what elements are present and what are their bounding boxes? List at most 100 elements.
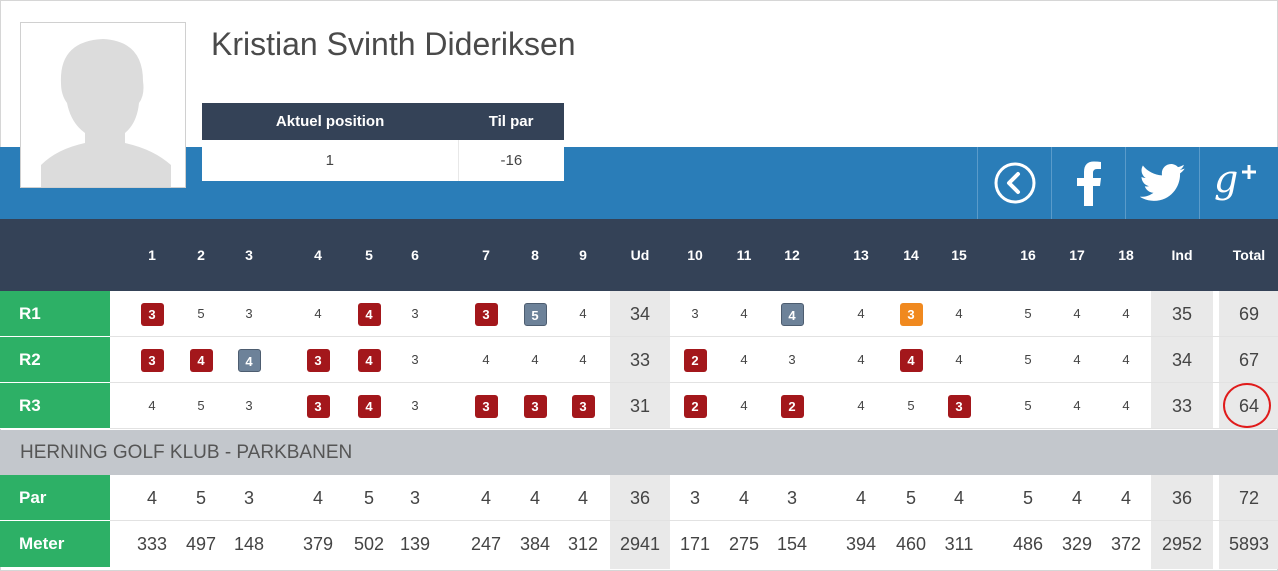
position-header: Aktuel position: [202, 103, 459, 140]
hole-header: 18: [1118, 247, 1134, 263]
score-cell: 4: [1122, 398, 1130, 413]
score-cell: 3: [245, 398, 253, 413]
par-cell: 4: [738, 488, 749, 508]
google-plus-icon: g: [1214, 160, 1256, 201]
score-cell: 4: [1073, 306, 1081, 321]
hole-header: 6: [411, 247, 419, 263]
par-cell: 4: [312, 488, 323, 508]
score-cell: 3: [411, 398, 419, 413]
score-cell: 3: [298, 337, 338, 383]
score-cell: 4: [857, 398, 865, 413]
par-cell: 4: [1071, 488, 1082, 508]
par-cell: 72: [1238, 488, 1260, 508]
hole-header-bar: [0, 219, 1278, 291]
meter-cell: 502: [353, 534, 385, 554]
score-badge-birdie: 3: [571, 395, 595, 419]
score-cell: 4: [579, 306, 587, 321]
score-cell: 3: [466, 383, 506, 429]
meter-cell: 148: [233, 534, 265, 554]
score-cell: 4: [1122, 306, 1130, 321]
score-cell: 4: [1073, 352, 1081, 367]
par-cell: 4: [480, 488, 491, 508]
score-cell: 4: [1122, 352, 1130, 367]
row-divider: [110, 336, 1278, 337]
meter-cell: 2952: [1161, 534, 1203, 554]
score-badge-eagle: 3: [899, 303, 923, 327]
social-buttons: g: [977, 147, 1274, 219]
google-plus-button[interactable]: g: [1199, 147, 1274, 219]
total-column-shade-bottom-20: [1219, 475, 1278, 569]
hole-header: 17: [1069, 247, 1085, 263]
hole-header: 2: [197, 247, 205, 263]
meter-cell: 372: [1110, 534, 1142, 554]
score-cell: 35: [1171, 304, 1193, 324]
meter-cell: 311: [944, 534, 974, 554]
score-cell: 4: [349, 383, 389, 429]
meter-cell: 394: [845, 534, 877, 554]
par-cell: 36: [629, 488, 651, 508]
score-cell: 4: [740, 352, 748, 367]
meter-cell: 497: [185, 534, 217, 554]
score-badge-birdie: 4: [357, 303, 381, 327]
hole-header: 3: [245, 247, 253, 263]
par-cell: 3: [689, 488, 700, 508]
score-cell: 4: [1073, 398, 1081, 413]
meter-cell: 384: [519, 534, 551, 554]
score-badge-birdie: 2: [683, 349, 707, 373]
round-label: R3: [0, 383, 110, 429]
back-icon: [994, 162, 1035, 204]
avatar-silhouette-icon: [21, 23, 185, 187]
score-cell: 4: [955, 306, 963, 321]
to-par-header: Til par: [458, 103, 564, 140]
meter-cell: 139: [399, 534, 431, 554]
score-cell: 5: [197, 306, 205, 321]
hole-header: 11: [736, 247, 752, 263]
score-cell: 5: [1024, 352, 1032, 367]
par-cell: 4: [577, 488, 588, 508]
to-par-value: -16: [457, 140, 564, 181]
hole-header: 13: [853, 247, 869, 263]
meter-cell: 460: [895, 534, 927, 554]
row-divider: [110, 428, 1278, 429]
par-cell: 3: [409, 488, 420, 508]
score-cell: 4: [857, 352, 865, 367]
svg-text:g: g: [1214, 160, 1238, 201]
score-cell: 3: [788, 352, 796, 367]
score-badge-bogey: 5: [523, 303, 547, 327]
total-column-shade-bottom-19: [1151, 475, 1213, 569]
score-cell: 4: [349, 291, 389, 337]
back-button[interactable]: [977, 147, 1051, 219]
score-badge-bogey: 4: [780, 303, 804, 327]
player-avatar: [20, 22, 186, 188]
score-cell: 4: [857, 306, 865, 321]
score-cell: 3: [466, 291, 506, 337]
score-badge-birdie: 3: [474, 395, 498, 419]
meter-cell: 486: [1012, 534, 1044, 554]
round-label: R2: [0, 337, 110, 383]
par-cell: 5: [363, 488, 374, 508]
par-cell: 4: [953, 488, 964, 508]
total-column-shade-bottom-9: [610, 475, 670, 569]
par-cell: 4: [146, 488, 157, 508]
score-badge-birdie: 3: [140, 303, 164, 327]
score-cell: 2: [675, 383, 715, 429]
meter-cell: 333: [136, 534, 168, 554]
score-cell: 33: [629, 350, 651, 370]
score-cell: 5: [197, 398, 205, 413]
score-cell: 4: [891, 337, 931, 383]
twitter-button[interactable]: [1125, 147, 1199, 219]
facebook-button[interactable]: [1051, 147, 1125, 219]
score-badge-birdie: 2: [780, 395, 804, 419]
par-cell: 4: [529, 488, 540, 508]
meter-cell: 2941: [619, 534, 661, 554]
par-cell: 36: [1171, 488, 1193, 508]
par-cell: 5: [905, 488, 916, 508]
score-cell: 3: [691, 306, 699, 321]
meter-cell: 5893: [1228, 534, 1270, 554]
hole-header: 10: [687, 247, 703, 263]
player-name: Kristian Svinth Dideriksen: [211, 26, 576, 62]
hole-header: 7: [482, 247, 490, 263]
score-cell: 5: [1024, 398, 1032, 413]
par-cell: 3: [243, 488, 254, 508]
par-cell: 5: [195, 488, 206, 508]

- Exercise: Copy all of the material above line for line, without changing anything, and leave the pictures out.

- The output:
what elements are present and what are their bounding boxes? List at most 100 elements.
position-header: Aktuel position: [202, 103, 459, 140]
hole-header: 18: [1118, 247, 1134, 263]
score-cell: 4: [1122, 398, 1130, 413]
score-cell: 3: [245, 398, 253, 413]
par-cell: 4: [738, 488, 749, 508]
google-plus-icon: g: [1214, 160, 1256, 201]
score-cell: 4: [1073, 306, 1081, 321]
hole-header: 6: [411, 247, 419, 263]
par-cell: 4: [312, 488, 323, 508]
score-cell: 3: [411, 398, 419, 413]
score-cell: 3: [298, 337, 338, 383]
score-cell: 4: [857, 398, 865, 413]
par-cell: 4: [1071, 488, 1082, 508]
par-cell: 72: [1238, 488, 1260, 508]
hole-header-bar: [0, 219, 1278, 291]
meter-cell: 502: [353, 534, 385, 554]
score-badge-birdie: 3: [571, 395, 595, 419]
score-cell: 4: [579, 306, 587, 321]
score-cell: 3: [466, 383, 506, 429]
meter-cell: 148: [233, 534, 265, 554]
score-cell: 4: [1122, 306, 1130, 321]
score-cell: 4: [1073, 352, 1081, 367]
par-cell: 4: [480, 488, 491, 508]
score-cell: 4: [1122, 352, 1130, 367]
row-divider: [110, 336, 1278, 337]
meter-cell: 2952: [1161, 534, 1203, 554]
score-badge-eagle: 3: [899, 303, 923, 327]
social-buttons: g: [977, 147, 1274, 219]
google-plus-button[interactable]: g: [1199, 147, 1274, 219]
total-column-shade-bottom-20: [1219, 475, 1278, 569]
hole-header: 17: [1069, 247, 1085, 263]
hole-header: 2: [197, 247, 205, 263]
meter-cell: 372: [1110, 534, 1142, 554]
score-cell: 35: [1171, 304, 1193, 324]
meter-cell: 311: [944, 534, 974, 554]
score-cell: 4: [349, 383, 389, 429]
meter-cell: 394: [845, 534, 877, 554]
par-cell: 36: [629, 488, 651, 508]
score-cell: 4: [740, 352, 748, 367]
meter-cell: 497: [185, 534, 217, 554]
score-badge-birdie: 4: [357, 303, 381, 327]
hole-header: 3: [245, 247, 253, 263]
par-cell: 3: [689, 488, 700, 508]
score-cell: 4: [1073, 398, 1081, 413]
meter-cell: 384: [519, 534, 551, 554]
score-badge-birdie: 2: [683, 349, 707, 373]
round-label: R3: [0, 383, 110, 429]
back-icon: [994, 162, 1035, 204]
avatar-silhouette-icon: [21, 23, 185, 187]
score-cell: 4: [955, 306, 963, 321]
to-par-header: Til par: [458, 103, 564, 140]
meter-cell: 139: [399, 534, 431, 554]
score-cell: 5: [197, 306, 205, 321]
hole-header: 11: [736, 247, 752, 263]
score-cell: 5: [1024, 352, 1032, 367]
par-cell: 4: [577, 488, 588, 508]
to-par-value: -16: [457, 140, 564, 181]
hole-header: 13: [853, 247, 869, 263]
meter-cell: 460: [895, 534, 927, 554]
row-divider: [110, 428, 1278, 429]
par-cell: 3: [409, 488, 420, 508]
score-cell: 4: [857, 352, 865, 367]
svg-text:g: g: [1214, 160, 1238, 201]
score-cell: 3: [788, 352, 796, 367]
score-badge-bogey: 5: [523, 303, 547, 327]
total-column-shade-bottom-19: [1151, 475, 1213, 569]
score-cell: 4: [349, 291, 389, 337]
back-button[interactable]: [977, 147, 1051, 219]
score-badge-bogey: 4: [780, 303, 804, 327]
player-avatar: [20, 22, 186, 188]
score-cell: 4: [857, 306, 865, 321]
score-cell: 3: [466, 291, 506, 337]
score-badge-birdie: 3: [474, 395, 498, 419]
meter-cell: 486: [1012, 534, 1044, 554]
round-label: R2: [0, 337, 110, 383]
par-cell: 5: [363, 488, 374, 508]
par-cell: 4: [953, 488, 964, 508]
total-column-shade-bottom-9: [610, 475, 670, 569]
par-cell: 4: [146, 488, 157, 508]
score-badge-birdie: 3: [140, 303, 164, 327]
score-cell: 2: [675, 383, 715, 429]
meter-cell: 333: [136, 534, 168, 554]
score-cell: 33: [629, 350, 651, 370]
score-cell: 5: [197, 398, 205, 413]
score-cell: 4: [891, 337, 931, 383]
twitter-button[interactable]: [1125, 147, 1199, 219]
facebook-button[interactable]: [1051, 147, 1125, 219]
score-badge-birdie: 2: [780, 395, 804, 419]
par-cell: 4: [529, 488, 540, 508]
meter-cell: 2941: [619, 534, 661, 554]
par-cell: 36: [1171, 488, 1193, 508]
par-cell: 5: [905, 488, 916, 508]
score-cell: 3: [691, 306, 699, 321]
meter-cell: 5893: [1228, 534, 1270, 554]
hole-header: 10: [687, 247, 703, 263]
player-name: Kristian Svinth Dideriksen: [211, 26, 576, 62]
hole-header: 7: [482, 247, 490, 263]
score-cell: 5: [1024, 398, 1032, 413]
par-cell: 3: [243, 488, 254, 508]
par-cell: 5: [195, 488, 206, 508]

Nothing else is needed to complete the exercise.